• [Exercise material]:
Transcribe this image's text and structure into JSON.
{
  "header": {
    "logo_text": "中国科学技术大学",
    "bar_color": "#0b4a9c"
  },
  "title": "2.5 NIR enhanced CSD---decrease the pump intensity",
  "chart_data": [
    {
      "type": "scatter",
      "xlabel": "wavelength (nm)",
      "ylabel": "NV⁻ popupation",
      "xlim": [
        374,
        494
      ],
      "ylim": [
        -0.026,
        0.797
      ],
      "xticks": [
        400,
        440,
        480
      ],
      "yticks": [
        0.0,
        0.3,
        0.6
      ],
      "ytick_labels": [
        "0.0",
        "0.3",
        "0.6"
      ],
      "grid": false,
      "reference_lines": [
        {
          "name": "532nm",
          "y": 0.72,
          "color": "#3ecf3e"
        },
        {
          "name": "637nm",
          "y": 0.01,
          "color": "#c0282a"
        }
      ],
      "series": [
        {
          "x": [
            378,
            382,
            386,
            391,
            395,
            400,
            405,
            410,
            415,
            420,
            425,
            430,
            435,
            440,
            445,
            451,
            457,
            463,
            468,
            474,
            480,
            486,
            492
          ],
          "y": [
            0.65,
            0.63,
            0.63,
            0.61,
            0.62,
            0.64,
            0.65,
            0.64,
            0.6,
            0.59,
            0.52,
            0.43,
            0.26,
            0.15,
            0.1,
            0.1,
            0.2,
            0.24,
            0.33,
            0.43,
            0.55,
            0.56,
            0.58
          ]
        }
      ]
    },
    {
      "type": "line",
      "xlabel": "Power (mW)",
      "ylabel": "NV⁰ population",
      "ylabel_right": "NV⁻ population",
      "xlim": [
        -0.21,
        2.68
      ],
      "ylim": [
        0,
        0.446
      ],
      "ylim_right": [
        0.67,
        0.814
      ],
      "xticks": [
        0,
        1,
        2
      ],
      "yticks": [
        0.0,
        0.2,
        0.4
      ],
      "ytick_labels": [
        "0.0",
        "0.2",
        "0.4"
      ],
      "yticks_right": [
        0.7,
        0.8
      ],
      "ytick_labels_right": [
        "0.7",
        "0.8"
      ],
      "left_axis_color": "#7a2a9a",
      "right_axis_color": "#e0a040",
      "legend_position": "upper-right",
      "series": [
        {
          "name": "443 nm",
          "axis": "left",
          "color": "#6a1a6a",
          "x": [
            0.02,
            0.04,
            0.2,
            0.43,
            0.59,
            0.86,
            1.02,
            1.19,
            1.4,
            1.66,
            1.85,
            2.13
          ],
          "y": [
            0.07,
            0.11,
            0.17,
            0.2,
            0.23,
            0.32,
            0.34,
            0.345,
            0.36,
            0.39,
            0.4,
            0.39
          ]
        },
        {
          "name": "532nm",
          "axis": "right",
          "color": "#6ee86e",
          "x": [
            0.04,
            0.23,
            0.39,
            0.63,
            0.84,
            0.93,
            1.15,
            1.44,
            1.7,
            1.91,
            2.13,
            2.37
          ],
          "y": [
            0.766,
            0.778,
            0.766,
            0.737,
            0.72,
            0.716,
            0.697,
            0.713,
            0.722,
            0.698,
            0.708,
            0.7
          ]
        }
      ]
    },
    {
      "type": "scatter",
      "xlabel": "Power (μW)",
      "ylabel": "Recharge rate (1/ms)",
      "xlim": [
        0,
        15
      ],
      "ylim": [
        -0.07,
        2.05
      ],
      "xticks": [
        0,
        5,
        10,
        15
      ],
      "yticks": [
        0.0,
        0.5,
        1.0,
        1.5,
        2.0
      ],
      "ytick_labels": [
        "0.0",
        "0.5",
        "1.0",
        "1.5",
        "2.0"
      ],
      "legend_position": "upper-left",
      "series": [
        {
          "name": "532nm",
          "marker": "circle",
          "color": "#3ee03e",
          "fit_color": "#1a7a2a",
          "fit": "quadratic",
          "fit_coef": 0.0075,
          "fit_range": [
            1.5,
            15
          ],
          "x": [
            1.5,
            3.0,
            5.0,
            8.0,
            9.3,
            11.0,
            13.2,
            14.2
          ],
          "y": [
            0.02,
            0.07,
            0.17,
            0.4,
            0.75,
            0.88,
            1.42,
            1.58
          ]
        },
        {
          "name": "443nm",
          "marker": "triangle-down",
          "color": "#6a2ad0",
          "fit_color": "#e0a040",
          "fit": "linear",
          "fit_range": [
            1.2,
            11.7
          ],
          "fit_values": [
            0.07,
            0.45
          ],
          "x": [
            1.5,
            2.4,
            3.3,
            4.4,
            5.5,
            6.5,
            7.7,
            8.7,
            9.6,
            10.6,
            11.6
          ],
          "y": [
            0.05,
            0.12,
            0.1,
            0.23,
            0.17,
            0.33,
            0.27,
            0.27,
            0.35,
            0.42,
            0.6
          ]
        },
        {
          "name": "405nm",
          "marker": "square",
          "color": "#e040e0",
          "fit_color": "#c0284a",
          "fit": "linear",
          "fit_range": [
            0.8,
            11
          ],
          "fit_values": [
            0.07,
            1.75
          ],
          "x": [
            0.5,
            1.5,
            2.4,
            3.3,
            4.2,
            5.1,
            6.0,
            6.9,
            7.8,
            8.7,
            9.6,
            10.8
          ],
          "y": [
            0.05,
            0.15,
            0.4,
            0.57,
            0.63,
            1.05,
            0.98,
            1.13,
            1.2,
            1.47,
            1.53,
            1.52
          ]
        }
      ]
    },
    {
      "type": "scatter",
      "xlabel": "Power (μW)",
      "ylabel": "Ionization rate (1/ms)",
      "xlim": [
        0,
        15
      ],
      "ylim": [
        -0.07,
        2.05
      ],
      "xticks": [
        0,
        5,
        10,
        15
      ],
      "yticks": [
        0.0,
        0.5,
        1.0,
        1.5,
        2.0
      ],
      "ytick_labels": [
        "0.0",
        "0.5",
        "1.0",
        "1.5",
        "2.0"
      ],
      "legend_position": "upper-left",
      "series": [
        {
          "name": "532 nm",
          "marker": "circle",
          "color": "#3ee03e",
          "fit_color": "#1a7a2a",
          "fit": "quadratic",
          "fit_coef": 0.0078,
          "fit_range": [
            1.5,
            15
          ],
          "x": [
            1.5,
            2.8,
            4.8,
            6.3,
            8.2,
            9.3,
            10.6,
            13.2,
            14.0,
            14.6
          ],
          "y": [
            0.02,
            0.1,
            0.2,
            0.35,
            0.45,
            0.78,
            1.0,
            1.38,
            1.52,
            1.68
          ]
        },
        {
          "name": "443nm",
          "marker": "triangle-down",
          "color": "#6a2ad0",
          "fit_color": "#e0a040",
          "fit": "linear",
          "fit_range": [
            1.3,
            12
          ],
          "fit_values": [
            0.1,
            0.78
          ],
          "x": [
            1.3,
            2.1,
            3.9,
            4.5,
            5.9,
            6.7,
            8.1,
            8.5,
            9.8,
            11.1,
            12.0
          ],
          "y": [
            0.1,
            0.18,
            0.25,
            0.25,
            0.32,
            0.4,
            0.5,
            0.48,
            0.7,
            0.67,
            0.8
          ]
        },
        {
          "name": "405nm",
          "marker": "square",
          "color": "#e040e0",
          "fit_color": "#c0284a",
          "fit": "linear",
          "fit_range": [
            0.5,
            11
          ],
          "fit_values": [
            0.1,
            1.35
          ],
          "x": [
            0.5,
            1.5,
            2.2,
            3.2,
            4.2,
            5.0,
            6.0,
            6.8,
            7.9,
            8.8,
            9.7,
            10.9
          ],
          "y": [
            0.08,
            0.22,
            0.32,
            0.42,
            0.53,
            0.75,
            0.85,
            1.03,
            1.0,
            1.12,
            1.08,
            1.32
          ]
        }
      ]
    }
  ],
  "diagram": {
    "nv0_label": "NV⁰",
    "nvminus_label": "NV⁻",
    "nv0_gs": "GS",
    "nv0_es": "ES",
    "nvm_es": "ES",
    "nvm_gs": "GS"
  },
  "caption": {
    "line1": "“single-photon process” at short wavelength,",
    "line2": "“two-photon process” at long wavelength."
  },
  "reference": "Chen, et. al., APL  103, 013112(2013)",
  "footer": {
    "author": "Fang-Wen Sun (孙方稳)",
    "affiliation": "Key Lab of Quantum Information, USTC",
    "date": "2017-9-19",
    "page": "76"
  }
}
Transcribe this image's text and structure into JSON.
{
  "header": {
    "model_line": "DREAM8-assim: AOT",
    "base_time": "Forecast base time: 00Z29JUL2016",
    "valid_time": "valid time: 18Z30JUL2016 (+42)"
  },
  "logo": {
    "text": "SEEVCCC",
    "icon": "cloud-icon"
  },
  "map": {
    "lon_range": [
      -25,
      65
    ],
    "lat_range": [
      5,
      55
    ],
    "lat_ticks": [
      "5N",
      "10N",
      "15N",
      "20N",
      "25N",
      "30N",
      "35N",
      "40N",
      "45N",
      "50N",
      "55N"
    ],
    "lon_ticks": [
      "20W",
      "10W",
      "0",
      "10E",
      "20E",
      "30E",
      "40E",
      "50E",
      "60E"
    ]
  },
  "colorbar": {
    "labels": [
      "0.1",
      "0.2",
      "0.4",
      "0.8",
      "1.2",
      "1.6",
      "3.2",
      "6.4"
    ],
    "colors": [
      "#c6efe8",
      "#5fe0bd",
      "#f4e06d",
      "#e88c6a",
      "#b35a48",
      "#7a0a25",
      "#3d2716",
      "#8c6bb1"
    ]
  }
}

• [The task]:
From the entries above, extract each line containing "time".

• [Written answer]:
    "base_time": "Forecast base time: 00Z29JUL2016",
    "valid_time": "valid time: 18Z30JUL2016 (+42)"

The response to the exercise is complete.